[Structured figure records]
__________
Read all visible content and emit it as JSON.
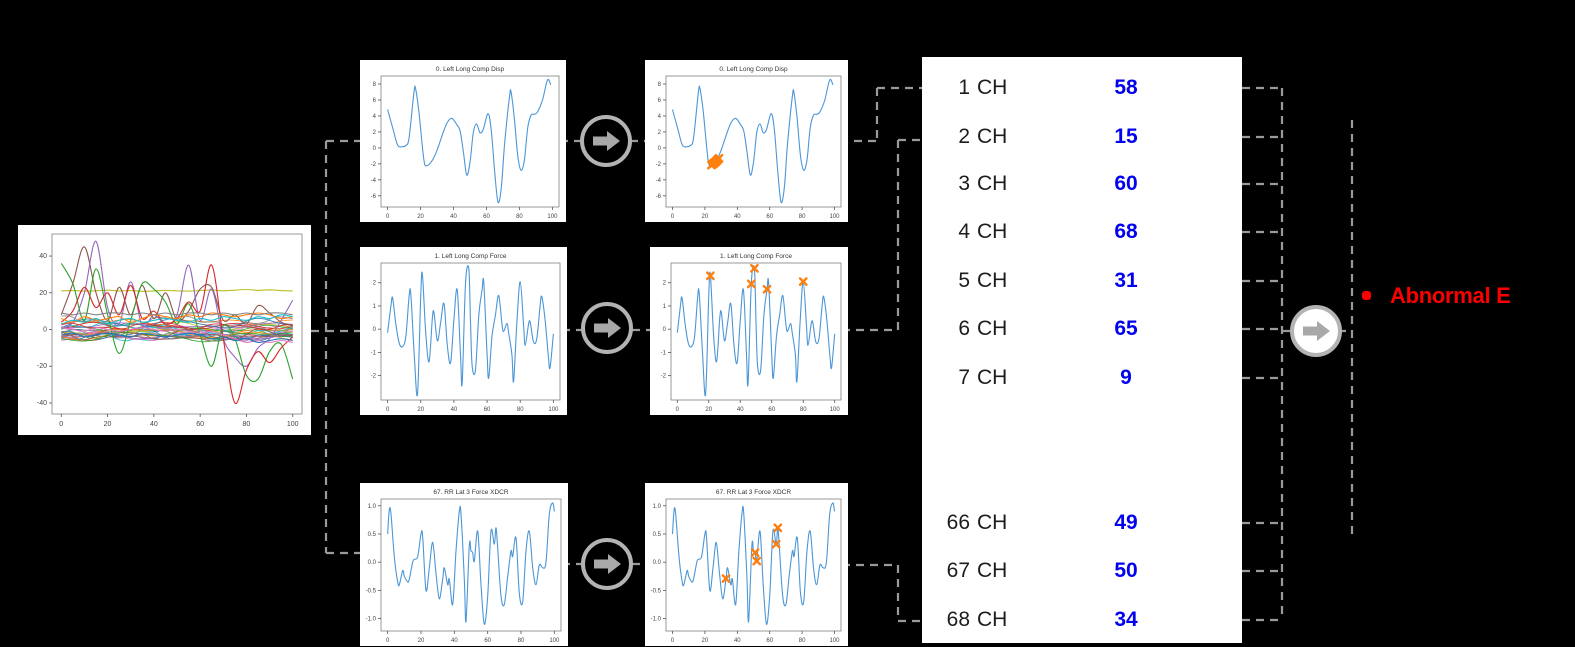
{
  "abnormal": {
    "bullet": "•",
    "label": "Abnormal E"
  },
  "colors": {
    "signal_blue": "#4c96d7",
    "marker_orange": "#ff7f0e",
    "value_blue": "#0202ee",
    "abnormal_red": "#fb0000",
    "dash_gray": "#9a9a9a",
    "arrow_gray": "#a8a8a8",
    "arrow_ring": "#b3b3b3"
  },
  "panel": {
    "rows": [
      {
        "index": "1",
        "unit": "CH",
        "value": "58"
      },
      {
        "index": "2",
        "unit": "CH",
        "value": "15"
      },
      {
        "index": "3",
        "unit": "CH",
        "value": "60"
      },
      {
        "index": "4",
        "unit": "CH",
        "value": "68"
      },
      {
        "index": "5",
        "unit": "CH",
        "value": "31"
      },
      {
        "index": "6",
        "unit": "CH",
        "value": "65"
      },
      {
        "index": "7",
        "unit": "CH",
        "value": "9"
      },
      {
        "index": "66",
        "unit": "CH",
        "value": "49"
      },
      {
        "index": "67",
        "unit": "CH",
        "value": "50"
      },
      {
        "index": "68",
        "unit": "CH",
        "value": "34"
      }
    ]
  },
  "chart_data": {
    "overview": {
      "type": "line",
      "title": "",
      "xtick_values": [
        0,
        20,
        40,
        60,
        80,
        100
      ],
      "ytick_values": [
        40,
        20,
        0,
        -20,
        -40
      ],
      "ytick_labels": [
        "40",
        "20",
        "0",
        "-20",
        "-40"
      ],
      "xlim": [
        -4,
        104
      ],
      "ylim": [
        -46,
        52
      ],
      "series": [
        {
          "color": "#bcbd22",
          "values": [
            21,
            21.2,
            20.9,
            21.1,
            21.4,
            21.0,
            21.2,
            20.8,
            21.0,
            21.3,
            21.1,
            20.9,
            21.2,
            21.5,
            21.1,
            21.4,
            21.8,
            21.3,
            21.6,
            21.2,
            21.0
          ]
        },
        {
          "color": "#8c564b",
          "values": [
            8,
            25,
            45,
            20,
            5,
            23,
            8,
            24,
            6,
            20,
            5,
            10,
            22,
            23,
            5,
            8,
            3,
            13,
            9,
            4,
            2
          ]
        },
        {
          "color": "#9467bd",
          "values": [
            1,
            4,
            20,
            48,
            12,
            3,
            26,
            2,
            8,
            3,
            8,
            35,
            5,
            22,
            -5,
            -15,
            -20,
            -10,
            -5,
            5,
            16
          ]
        },
        {
          "color": "#2ca02c",
          "values": [
            36,
            25,
            5,
            33,
            8,
            -13,
            5,
            25,
            22,
            15,
            3,
            14,
            -3,
            -20,
            2,
            -5,
            -25,
            -27,
            -12,
            -8,
            -27
          ]
        },
        {
          "color": "#d62728",
          "values": [
            4,
            10,
            23,
            12,
            20,
            8,
            24,
            6,
            10,
            3,
            6,
            15,
            10,
            35,
            -5,
            -40,
            -22,
            -12,
            -18,
            -10,
            -4
          ]
        },
        {
          "color": "#ff7f0e",
          "values": [
            6,
            4,
            7,
            5,
            6,
            7,
            4,
            6,
            8,
            7,
            6,
            8,
            7,
            9,
            8,
            7,
            8,
            9,
            8,
            6,
            7
          ]
        },
        {
          "color": "#17becf",
          "values": [
            3,
            5,
            4,
            6,
            3,
            5,
            6,
            4,
            5,
            6,
            5,
            4,
            6,
            5,
            7,
            6,
            5,
            7,
            6,
            8,
            7
          ]
        },
        {
          "color": "#e377c2",
          "values": [
            1,
            0,
            -1,
            1,
            0,
            -1,
            0,
            1,
            0,
            -1,
            0,
            -1,
            -2,
            -1,
            -3,
            -5,
            -7,
            -6,
            -7,
            -6,
            -7
          ]
        },
        {
          "color": "#7f7f7f",
          "values": [
            9,
            8,
            9,
            8,
            9,
            9,
            8,
            9,
            8,
            9,
            8,
            9,
            9,
            8,
            9,
            8,
            9,
            8,
            9,
            9,
            8
          ]
        },
        {
          "color": "#1f77b4",
          "values": [
            -3,
            -2,
            -4,
            -3,
            -2,
            -3,
            -4,
            -2,
            -3,
            -4,
            -3,
            -2,
            -3,
            -5,
            -4,
            -6,
            -5,
            -7,
            -6,
            -5,
            -6
          ]
        }
      ],
      "series_x_step": 5,
      "clutter": {
        "count": 26,
        "seed": 9,
        "base_range": 5,
        "amp": 2.2,
        "palette": [
          "#1f77b4",
          "#ff7f0e",
          "#2ca02c",
          "#d62728",
          "#9467bd",
          "#8c564b",
          "#e377c2",
          "#7f7f7f",
          "#bcbd22",
          "#17becf"
        ]
      }
    },
    "channels": [
      {
        "id": "ch0",
        "title": "0. Left Long Comp Disp",
        "xtick_values": [
          0,
          20,
          40,
          60,
          80,
          100
        ],
        "ytick_values": [
          8,
          6,
          4,
          2,
          0,
          -2,
          -4,
          -6
        ],
        "ytick_labels": [
          "8",
          "6",
          "4",
          "2",
          "0",
          "-2",
          "-4",
          "-6"
        ],
        "xlim": [
          -4,
          104
        ],
        "ylim": [
          -7.4,
          9.0
        ],
        "points": [
          [
            0,
            4.8
          ],
          [
            3,
            2.6
          ],
          [
            6,
            0.4
          ],
          [
            9,
            0.15
          ],
          [
            11,
            0.3
          ],
          [
            13,
            1.2
          ],
          [
            16,
            7.0
          ],
          [
            17,
            7.4
          ],
          [
            19,
            4.5
          ],
          [
            22,
            -1.5
          ],
          [
            24,
            -2.2
          ],
          [
            27,
            -1.6
          ],
          [
            30,
            -0.3
          ],
          [
            33,
            1.5
          ],
          [
            36,
            3.1
          ],
          [
            39,
            3.7
          ],
          [
            42,
            2.9
          ],
          [
            44,
            2.1
          ],
          [
            46,
            -0.5
          ],
          [
            48,
            -3.4
          ],
          [
            50,
            -1.8
          ],
          [
            52,
            1.9
          ],
          [
            54,
            3.0
          ],
          [
            56,
            1.9
          ],
          [
            58,
            2.3
          ],
          [
            61,
            4.3
          ],
          [
            63,
            2.0
          ],
          [
            65,
            -3.0
          ],
          [
            67,
            -6.8
          ],
          [
            69,
            -5.0
          ],
          [
            71,
            0.5
          ],
          [
            74,
            6.5
          ],
          [
            75,
            6.9
          ],
          [
            77,
            3.5
          ],
          [
            79,
            -1.0
          ],
          [
            81,
            -2.8
          ],
          [
            83,
            -1.5
          ],
          [
            85,
            2.5
          ],
          [
            87,
            4.1
          ],
          [
            89,
            4.2
          ],
          [
            91,
            4.5
          ],
          [
            94,
            6.0
          ],
          [
            97,
            8.5
          ],
          [
            99,
            7.9
          ]
        ],
        "markers": [
          [
            24,
            -2.15
          ],
          [
            24.7,
            -2.05
          ],
          [
            25.4,
            -1.95
          ],
          [
            26,
            -1.85
          ],
          [
            26.6,
            -1.75
          ],
          [
            27.3,
            -1.6
          ],
          [
            28,
            -1.45
          ],
          [
            28.7,
            -1.3
          ]
        ]
      },
      {
        "id": "ch1",
        "title": "1. Left Long Comp Force",
        "xtick_values": [
          0,
          20,
          40,
          60,
          80,
          100
        ],
        "ytick_values": [
          2,
          1,
          0,
          -1,
          -2
        ],
        "ytick_labels": [
          "2",
          "1",
          "0",
          "-1",
          "-2"
        ],
        "xlim": [
          -4,
          104
        ],
        "ylim": [
          -3.05,
          2.85
        ],
        "points": [
          [
            0,
            -0.15
          ],
          [
            2,
            1.0
          ],
          [
            3,
            1.35
          ],
          [
            5,
            0.2
          ],
          [
            7,
            -0.6
          ],
          [
            9,
            -0.75
          ],
          [
            11,
            -0.3
          ],
          [
            13,
            1.45
          ],
          [
            14,
            1.5
          ],
          [
            16,
            -1.0
          ],
          [
            18,
            -2.8
          ],
          [
            20,
            1.5
          ],
          [
            21,
            2.35
          ],
          [
            23,
            -0.2
          ],
          [
            25,
            -1.4
          ],
          [
            27,
            0.5
          ],
          [
            28,
            0.7
          ],
          [
            30,
            -0.5
          ],
          [
            32,
            0.3
          ],
          [
            34,
            1.1
          ],
          [
            36,
            -0.7
          ],
          [
            38,
            -1.45
          ],
          [
            40,
            0.4
          ],
          [
            42,
            1.7
          ],
          [
            44,
            -1.2
          ],
          [
            45,
            -2.3
          ],
          [
            47,
            1.95
          ],
          [
            49,
            2.6
          ],
          [
            50,
            0.3
          ],
          [
            51,
            -1.6
          ],
          [
            53,
            -1.75
          ],
          [
            55,
            0.6
          ],
          [
            57,
            1.7
          ],
          [
            58,
            2.0
          ],
          [
            60,
            -1.1
          ],
          [
            61,
            -2.1
          ],
          [
            63,
            -0.3
          ],
          [
            65,
            0.6
          ],
          [
            67,
            1.45
          ],
          [
            69,
            0.2
          ],
          [
            70,
            -0.1
          ],
          [
            72,
            0.25
          ],
          [
            73,
            -0.15
          ],
          [
            75,
            -1.1
          ],
          [
            76,
            -2.25
          ],
          [
            78,
            0.3
          ],
          [
            80,
            2.05
          ],
          [
            82,
            0.2
          ],
          [
            83,
            -0.7
          ],
          [
            85,
            0.2
          ],
          [
            86,
            0.3
          ],
          [
            88,
            -0.55
          ],
          [
            90,
            -0.4
          ],
          [
            92,
            1.0
          ],
          [
            93,
            1.4
          ],
          [
            95,
            0.4
          ],
          [
            97,
            -1.2
          ],
          [
            98,
            -1.65
          ],
          [
            100,
            -0.2
          ]
        ],
        "markers": [
          [
            21,
            2.3
          ],
          [
            47,
            1.95
          ],
          [
            49,
            2.62
          ],
          [
            57,
            1.72
          ],
          [
            80,
            2.05
          ]
        ]
      },
      {
        "id": "ch67",
        "title": "67. RR Lat 3 Force XDCR",
        "xtick_values": [
          0,
          20,
          40,
          60,
          80,
          100
        ],
        "ytick_values": [
          1.0,
          0.5,
          0.0,
          -0.5,
          -1.0
        ],
        "ytick_labels": [
          "1.0",
          "0.5",
          "0.0",
          "-0.5",
          "-1.0"
        ],
        "xlim": [
          -4,
          104
        ],
        "ylim": [
          -1.22,
          1.12
        ],
        "points": [
          [
            0,
            0.5
          ],
          [
            1,
            0.93
          ],
          [
            2,
            0.85
          ],
          [
            4,
            0.1
          ],
          [
            6,
            -0.35
          ],
          [
            7,
            -0.4
          ],
          [
            9,
            -0.15
          ],
          [
            10,
            -0.25
          ],
          [
            12,
            -0.35
          ],
          [
            13,
            -0.3
          ],
          [
            15,
            0.0
          ],
          [
            16,
            0.05
          ],
          [
            18,
            0.1
          ],
          [
            20,
            0.5
          ],
          [
            21,
            0.45
          ],
          [
            23,
            -0.5
          ],
          [
            25,
            -0.1
          ],
          [
            27,
            0.35
          ],
          [
            29,
            -0.2
          ],
          [
            31,
            -0.65
          ],
          [
            33,
            -0.3
          ],
          [
            34,
            -0.1
          ],
          [
            36,
            -0.4
          ],
          [
            37,
            -0.3
          ],
          [
            39,
            -0.75
          ],
          [
            41,
            0.2
          ],
          [
            43,
            0.9
          ],
          [
            44,
            0.85
          ],
          [
            46,
            -0.3
          ],
          [
            47,
            -1.05
          ],
          [
            49,
            0.3
          ],
          [
            50,
            0.2
          ],
          [
            51,
            0.17
          ],
          [
            52,
            0.02
          ],
          [
            54,
            0.55
          ],
          [
            56,
            -0.4
          ],
          [
            58,
            -1.1
          ],
          [
            60,
            -0.6
          ],
          [
            62,
            0.55
          ],
          [
            64,
            0.32
          ],
          [
            65,
            0.61
          ],
          [
            66,
            0.25
          ],
          [
            68,
            -0.6
          ],
          [
            70,
            -0.75
          ],
          [
            72,
            -0.25
          ],
          [
            74,
            0.2
          ],
          [
            75,
            0.1
          ],
          [
            77,
            0.43
          ],
          [
            79,
            -0.55
          ],
          [
            81,
            -0.7
          ],
          [
            83,
            0.2
          ],
          [
            85,
            0.55
          ],
          [
            87,
            -0.1
          ],
          [
            89,
            -0.4
          ],
          [
            91,
            -0.05
          ],
          [
            93,
            -0.1
          ],
          [
            95,
            0.0
          ],
          [
            97,
            0.85
          ],
          [
            99,
            1.05
          ],
          [
            100,
            0.9
          ]
        ],
        "markers": [
          [
            33,
            -0.29
          ],
          [
            51,
            0.17
          ],
          [
            52,
            0.02
          ],
          [
            64,
            0.32
          ],
          [
            65,
            0.61
          ]
        ]
      }
    ]
  }
}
__________
## Written exercise
Select every line above that contains the word "index", and copy it.

## Finished answer
        "index": "1",
        "index": "2",
        "index": "3",
        "index": "4",
        "index": "5",
        "index": "6",
        "index": "7",
        "index": "66",
        "index": "67",
        "index": "68",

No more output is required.